*** RECORDS SUPPLIED

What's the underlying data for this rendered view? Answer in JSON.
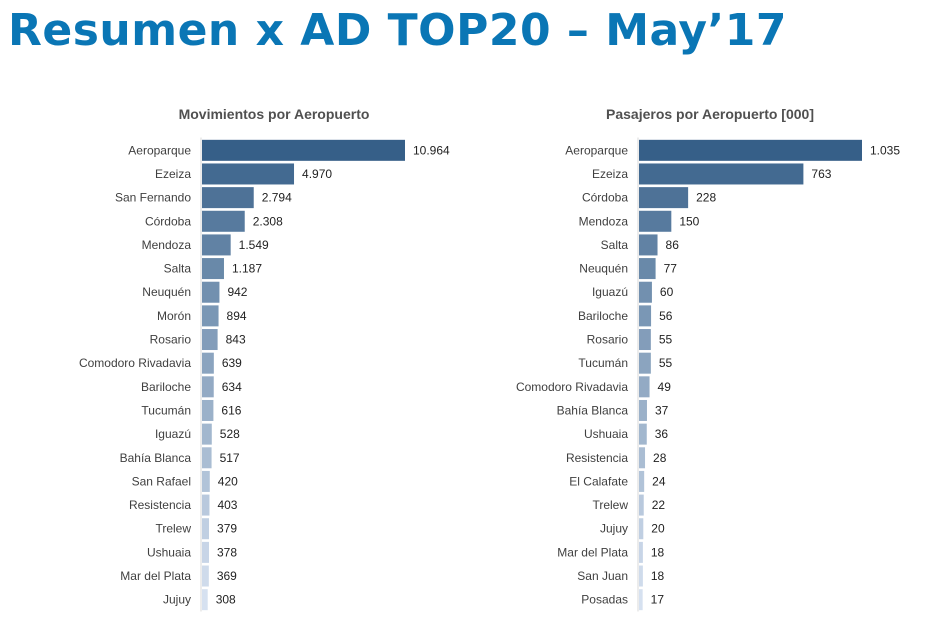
{
  "page": {
    "title": "Resumen x AD TOP20 – May’17"
  },
  "colors": {
    "title": "#0a76b5",
    "bar_darkest": "#365f88",
    "bar_lightest": "#d6e1f0"
  },
  "chart_data": [
    {
      "type": "bar",
      "orientation": "horizontal",
      "title": "Movimientos por Aeropuerto",
      "xlabel": "",
      "ylabel": "",
      "grid": false,
      "legend": "none",
      "categories": [
        "Aeroparque",
        "Ezeiza",
        "San Fernando",
        "Córdoba",
        "Mendoza",
        "Salta",
        "Neuquén",
        "Morón",
        "Rosario",
        "Comodoro Rivadavia",
        "Bariloche",
        "Tucumán",
        "Iguazú",
        "Bahía Blanca",
        "San Rafael",
        "Resistencia",
        "Trelew",
        "Ushuaia",
        "Mar del Plata",
        "Jujuy"
      ],
      "values": [
        10964,
        4970,
        2794,
        2308,
        1549,
        1187,
        942,
        894,
        843,
        639,
        634,
        616,
        528,
        517,
        420,
        403,
        379,
        378,
        369,
        308
      ],
      "value_labels": [
        "10.964",
        "4.970",
        "2.794",
        "2.308",
        "1.549",
        "1.187",
        "942",
        "894",
        "843",
        "639",
        "634",
        "616",
        "528",
        "517",
        "420",
        "403",
        "379",
        "378",
        "369",
        "308"
      ],
      "xlim": [
        0,
        10964
      ]
    },
    {
      "type": "bar",
      "orientation": "horizontal",
      "title": "Pasajeros por Aeropuerto [000]",
      "xlabel": "",
      "ylabel": "",
      "grid": false,
      "legend": "none",
      "categories": [
        "Aeroparque",
        "Ezeiza",
        "Córdoba",
        "Mendoza",
        "Salta",
        "Neuquén",
        "Iguazú",
        "Bariloche",
        "Rosario",
        "Tucumán",
        "Comodoro Rivadavia",
        "Bahía Blanca",
        "Ushuaia",
        "Resistencia",
        "El Calafate",
        "Trelew",
        "Jujuy",
        "Mar del Plata",
        "San Juan",
        "Posadas"
      ],
      "values": [
        1035,
        763,
        228,
        150,
        86,
        77,
        60,
        56,
        55,
        55,
        49,
        37,
        36,
        28,
        24,
        22,
        20,
        18,
        18,
        17
      ],
      "value_labels": [
        "1.035",
        "763",
        "228",
        "150",
        "86",
        "77",
        "60",
        "56",
        "55",
        "55",
        "49",
        "37",
        "36",
        "28",
        "24",
        "22",
        "20",
        "18",
        "18",
        "17"
      ],
      "xlim": [
        0,
        1035
      ]
    }
  ]
}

******

# PROBLEM:
The listing above must be printed again exactly, minus its pictures.

# TASK OUTPUT:
What's the underlying data for this rendered view? Answer in JSON.
{
  "page": {
    "title": "Resumen x AD TOP20 – May’17"
  },
  "colors": {
    "title": "#0a76b5",
    "bar_darkest": "#365f88",
    "bar_lightest": "#d6e1f0"
  },
  "chart_data": [
    {
      "type": "bar",
      "orientation": "horizontal",
      "title": "Movimientos por Aeropuerto",
      "xlabel": "",
      "ylabel": "",
      "grid": false,
      "legend": "none",
      "categories": [
        "Aeroparque",
        "Ezeiza",
        "San Fernando",
        "Córdoba",
        "Mendoza",
        "Salta",
        "Neuquén",
        "Morón",
        "Rosario",
        "Comodoro Rivadavia",
        "Bariloche",
        "Tucumán",
        "Iguazú",
        "Bahía Blanca",
        "San Rafael",
        "Resistencia",
        "Trelew",
        "Ushuaia",
        "Mar del Plata",
        "Jujuy"
      ],
      "values": [
        10964,
        4970,
        2794,
        2308,
        1549,
        1187,
        942,
        894,
        843,
        639,
        634,
        616,
        528,
        517,
        420,
        403,
        379,
        378,
        369,
        308
      ],
      "value_labels": [
        "10.964",
        "4.970",
        "2.794",
        "2.308",
        "1.549",
        "1.187",
        "942",
        "894",
        "843",
        "639",
        "634",
        "616",
        "528",
        "517",
        "420",
        "403",
        "379",
        "378",
        "369",
        "308"
      ],
      "xlim": [
        0,
        10964
      ]
    },
    {
      "type": "bar",
      "orientation": "horizontal",
      "title": "Pasajeros por Aeropuerto [000]",
      "xlabel": "",
      "ylabel": "",
      "grid": false,
      "legend": "none",
      "categories": [
        "Aeroparque",
        "Ezeiza",
        "Córdoba",
        "Mendoza",
        "Salta",
        "Neuquén",
        "Iguazú",
        "Bariloche",
        "Rosario",
        "Tucumán",
        "Comodoro Rivadavia",
        "Bahía Blanca",
        "Ushuaia",
        "Resistencia",
        "El Calafate",
        "Trelew",
        "Jujuy",
        "Mar del Plata",
        "San Juan",
        "Posadas"
      ],
      "values": [
        1035,
        763,
        228,
        150,
        86,
        77,
        60,
        56,
        55,
        55,
        49,
        37,
        36,
        28,
        24,
        22,
        20,
        18,
        18,
        17
      ],
      "value_labels": [
        "1.035",
        "763",
        "228",
        "150",
        "86",
        "77",
        "60",
        "56",
        "55",
        "55",
        "49",
        "37",
        "36",
        "28",
        "24",
        "22",
        "20",
        "18",
        "18",
        "17"
      ],
      "xlim": [
        0,
        1035
      ]
    }
  ]
}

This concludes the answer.